Written problem
Reproduce all the lines below exactly and omit the images.
** Start of Stored data **
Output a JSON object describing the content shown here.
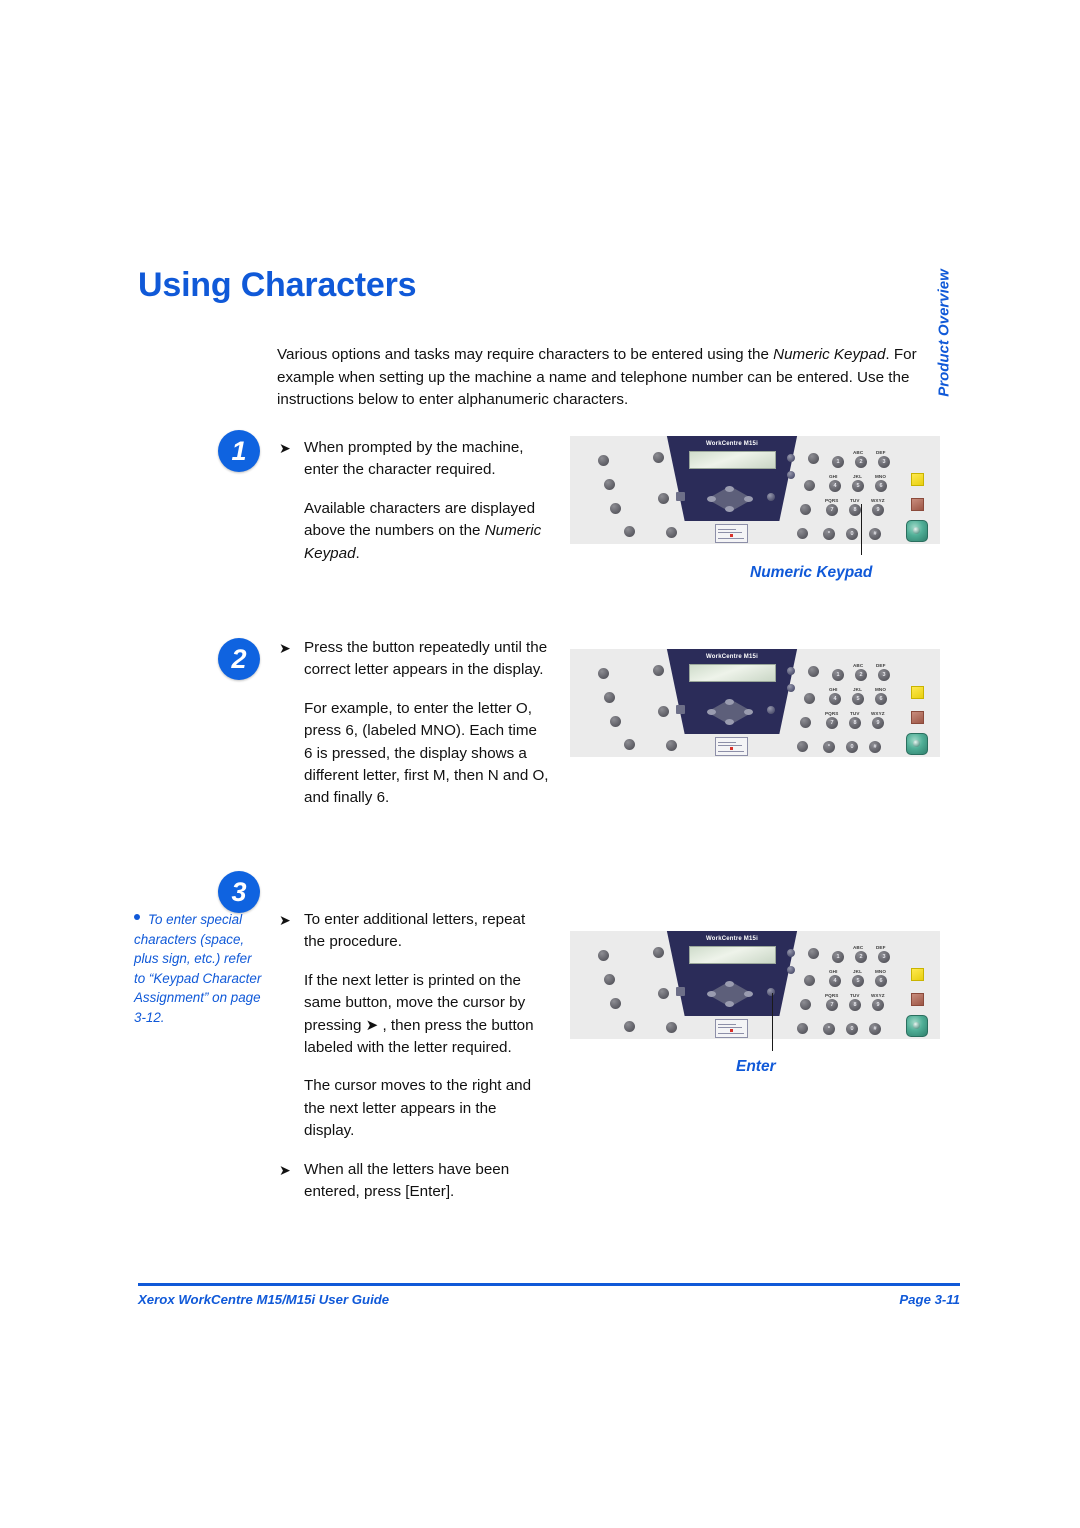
{
  "document": {
    "title": "Using Characters",
    "chapter_tab": "Product Overview"
  },
  "intro": {
    "line1_a": "Various options and tasks may require characters to be entered using the ",
    "line1_em": "Numeric Keypad",
    "line1_b": ". For example when setting up the machine a name and telephone number can be entered. Use the instructions below to enter alphanumeric characters."
  },
  "steps": [
    {
      "badge": "1",
      "arrow_glyph": "➤",
      "bullet": "When prompted by the machine, enter the character required.",
      "para_a": "Available characters are displayed above the numbers on the ",
      "para_em": "Numeric Keypad",
      "para_b": "."
    },
    {
      "badge": "2",
      "arrow_glyph": "➤",
      "bullet": "Press the button repeatedly until the correct letter appears in the display.",
      "para2": "For example, to enter the letter O, press 6, (labeled MNO). Each time 6 is pressed, the display shows a different letter, first M, then N and O, and finally 6."
    },
    {
      "badge": "3",
      "arrow_glyph": "➤",
      "bullet": "To enter additional letters, repeat the procedure.",
      "para_a": "If the next letter is printed on the same button, move the cursor by pressing ",
      "para_arrow": "➤",
      "para_b": " , then press the button labeled with the letter required.",
      "para3": "The cursor moves to the right and the next letter appears in the display.",
      "bullet2": "When all the letters have been entered, press [Enter]."
    }
  ],
  "margin_note": {
    "text_a": "To enter special characters (space, plus sign, etc.) refer to “Keypad Character Assignment” on page 3-12."
  },
  "figures": [
    {
      "brand": "WorkCentre M15i",
      "caption": "Numeric Keypad",
      "has_leader": true
    },
    {
      "brand": "WorkCentre M15i",
      "caption": "",
      "has_leader": false
    },
    {
      "brand": "WorkCentre M15i",
      "caption": "Enter",
      "has_leader": true
    }
  ],
  "keypad": {
    "keys": [
      {
        "digit": "1",
        "letters": ""
      },
      {
        "digit": "2",
        "letters": "ABC"
      },
      {
        "digit": "3",
        "letters": "DEF"
      },
      {
        "digit": "4",
        "letters": "GHI"
      },
      {
        "digit": "5",
        "letters": "JKL"
      },
      {
        "digit": "6",
        "letters": "MNO"
      },
      {
        "digit": "7",
        "letters": "PQRS"
      },
      {
        "digit": "8",
        "letters": "TUV"
      },
      {
        "digit": "9",
        "letters": "WXYZ"
      },
      {
        "digit": "*",
        "letters": ""
      },
      {
        "digit": "0",
        "letters": ""
      },
      {
        "digit": "#",
        "letters": ""
      }
    ]
  },
  "footer": {
    "left": "Xerox WorkCentre M15/M15i User Guide",
    "right": "Page 3-11"
  },
  "colors": {
    "accent_blue": "#1059d8",
    "badge_blue": "#0f63e0",
    "panel_gray": "#ebebeb",
    "panel_navy": "#2b2c59"
  }
}
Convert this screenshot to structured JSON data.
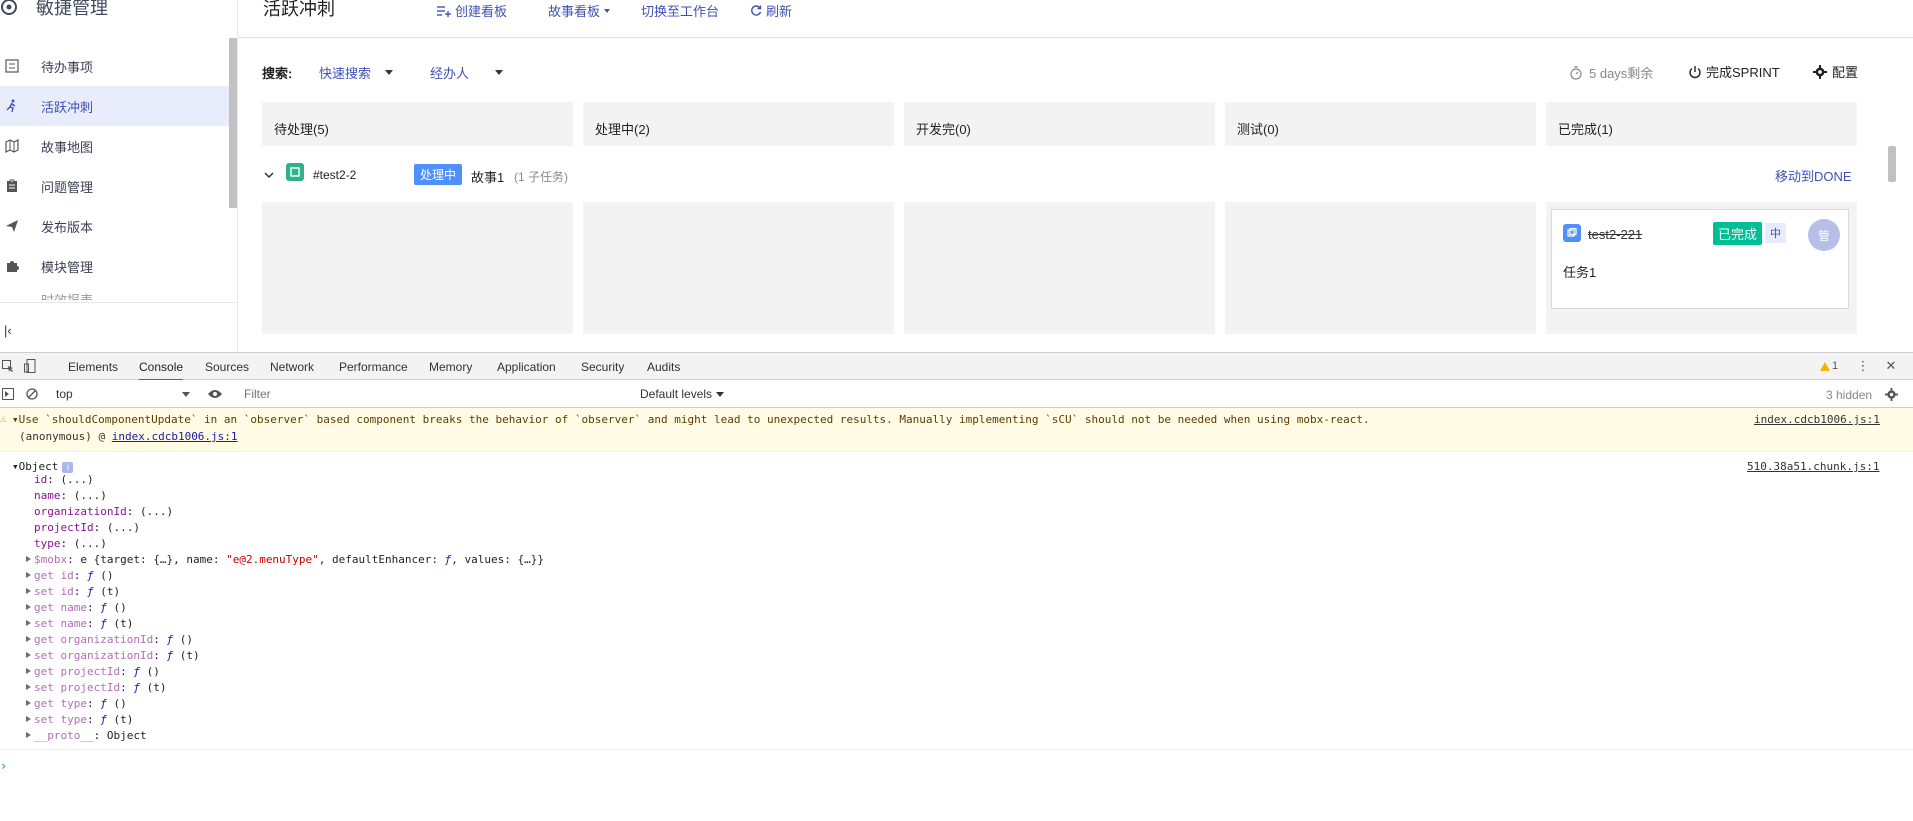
** End of Stored data **
Expected answer
Output a JSON object describing the content shown here.
{
  "document": {
    "title": "Using Characters",
    "chapter_tab": "Product Overview"
  },
  "intro": {
    "line1_a": "Various options and tasks may require characters to be entered using the ",
    "line1_em": "Numeric Keypad",
    "line1_b": ". For example when setting up the machine a name and telephone number can be entered. Use the instructions below to enter alphanumeric characters."
  },
  "steps": [
    {
      "badge": "1",
      "arrow_glyph": "➤",
      "bullet": "When prompted by the machine, enter the character required.",
      "para_a": "Available characters are displayed above the numbers on the ",
      "para_em": "Numeric Keypad",
      "para_b": "."
    },
    {
      "badge": "2",
      "arrow_glyph": "➤",
      "bullet": "Press the button repeatedly until the correct letter appears in the display.",
      "para2": "For example, to enter the letter O, press 6, (labeled MNO). Each time 6 is pressed, the display shows a different letter, first M, then N and O, and finally 6."
    },
    {
      "badge": "3",
      "arrow_glyph": "➤",
      "bullet": "To enter additional letters, repeat the procedure.",
      "para_a": "If the next letter is printed on the same button, move the cursor by pressing ",
      "para_arrow": "➤",
      "para_b": " , then press the button labeled with the letter required.",
      "para3": "The cursor moves to the right and the next letter appears in the display.",
      "bullet2": "When all the letters have been entered, press [Enter]."
    }
  ],
  "margin_note": {
    "text_a": "To enter special characters (space, plus sign, etc.) refer to “Keypad Character Assignment” on page 3-12."
  },
  "figures": [
    {
      "brand": "WorkCentre M15i",
      "caption": "Numeric Keypad",
      "has_leader": true
    },
    {
      "brand": "WorkCentre M15i",
      "caption": "",
      "has_leader": false
    },
    {
      "brand": "WorkCentre M15i",
      "caption": "Enter",
      "has_leader": true
    }
  ],
  "keypad": {
    "keys": [
      {
        "digit": "1",
        "letters": ""
      },
      {
        "digit": "2",
        "letters": "ABC"
      },
      {
        "digit": "3",
        "letters": "DEF"
      },
      {
        "digit": "4",
        "letters": "GHI"
      },
      {
        "digit": "5",
        "letters": "JKL"
      },
      {
        "digit": "6",
        "letters": "MNO"
      },
      {
        "digit": "7",
        "letters": "PQRS"
      },
      {
        "digit": "8",
        "letters": "TUV"
      },
      {
        "digit": "9",
        "letters": "WXYZ"
      },
      {
        "digit": "*",
        "letters": ""
      },
      {
        "digit": "0",
        "letters": ""
      },
      {
        "digit": "#",
        "letters": ""
      }
    ]
  },
  "footer": {
    "left": "Xerox WorkCentre M15/M15i User Guide",
    "right": "Page 3-11"
  },
  "colors": {
    "accent_blue": "#1059d8",
    "badge_blue": "#0f63e0",
    "panel_gray": "#ebebeb",
    "panel_navy": "#2b2c59"
  }
}
Convert this screenshot to structured JSON data.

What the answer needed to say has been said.